# WHAT IS EXPECTED
Would you output the whole listing below, exactly as it reads?

# EXERCISE DATA
»»

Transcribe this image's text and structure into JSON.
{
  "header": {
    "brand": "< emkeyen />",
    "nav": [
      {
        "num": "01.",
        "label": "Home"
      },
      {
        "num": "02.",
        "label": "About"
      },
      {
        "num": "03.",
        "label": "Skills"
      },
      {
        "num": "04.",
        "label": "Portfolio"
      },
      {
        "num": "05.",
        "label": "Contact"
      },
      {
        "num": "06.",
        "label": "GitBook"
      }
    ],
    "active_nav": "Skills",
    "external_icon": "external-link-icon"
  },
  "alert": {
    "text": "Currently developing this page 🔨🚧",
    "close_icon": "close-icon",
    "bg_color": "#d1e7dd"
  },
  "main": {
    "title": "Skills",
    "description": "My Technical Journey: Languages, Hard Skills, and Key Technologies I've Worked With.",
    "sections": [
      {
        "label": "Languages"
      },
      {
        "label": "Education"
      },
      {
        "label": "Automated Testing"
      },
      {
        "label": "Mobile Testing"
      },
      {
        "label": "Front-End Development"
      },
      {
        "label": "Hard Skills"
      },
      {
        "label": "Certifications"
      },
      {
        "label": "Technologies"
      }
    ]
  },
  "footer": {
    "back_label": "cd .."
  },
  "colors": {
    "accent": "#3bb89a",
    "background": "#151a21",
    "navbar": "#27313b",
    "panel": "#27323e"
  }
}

««

# RESPONSE TO THE TASK
Transcribe this image's text and structure into JSON.
{
  "header": {
    "brand": "< emkeyen />",
    "nav": [
      {
        "num": "01.",
        "label": "Home"
      },
      {
        "num": "02.",
        "label": "About"
      },
      {
        "num": "03.",
        "label": "Skills"
      },
      {
        "num": "04.",
        "label": "Portfolio"
      },
      {
        "num": "05.",
        "label": "Contact"
      },
      {
        "num": "06.",
        "label": "GitBook"
      }
    ],
    "active_nav": "Skills",
    "external_icon": "external-link-icon"
  },
  "alert": {
    "text": "Currently developing this page 🔨🚧",
    "close_icon": "close-icon",
    "bg_color": "#d1e7dd"
  },
  "main": {
    "title": "Skills",
    "description": "My Technical Journey: Languages, Hard Skills, and Key Technologies I've Worked With.",
    "sections": [
      {
        "label": "Languages"
      },
      {
        "label": "Education"
      },
      {
        "label": "Automated Testing"
      },
      {
        "label": "Mobile Testing"
      },
      {
        "label": "Front-End Development"
      },
      {
        "label": "Hard Skills"
      },
      {
        "label": "Certifications"
      },
      {
        "label": "Technologies"
      }
    ]
  },
  "footer": {
    "back_label": "cd .."
  },
  "colors": {
    "accent": "#3bb89a",
    "background": "#151a21",
    "navbar": "#27313b",
    "panel": "#27323e"
  }
}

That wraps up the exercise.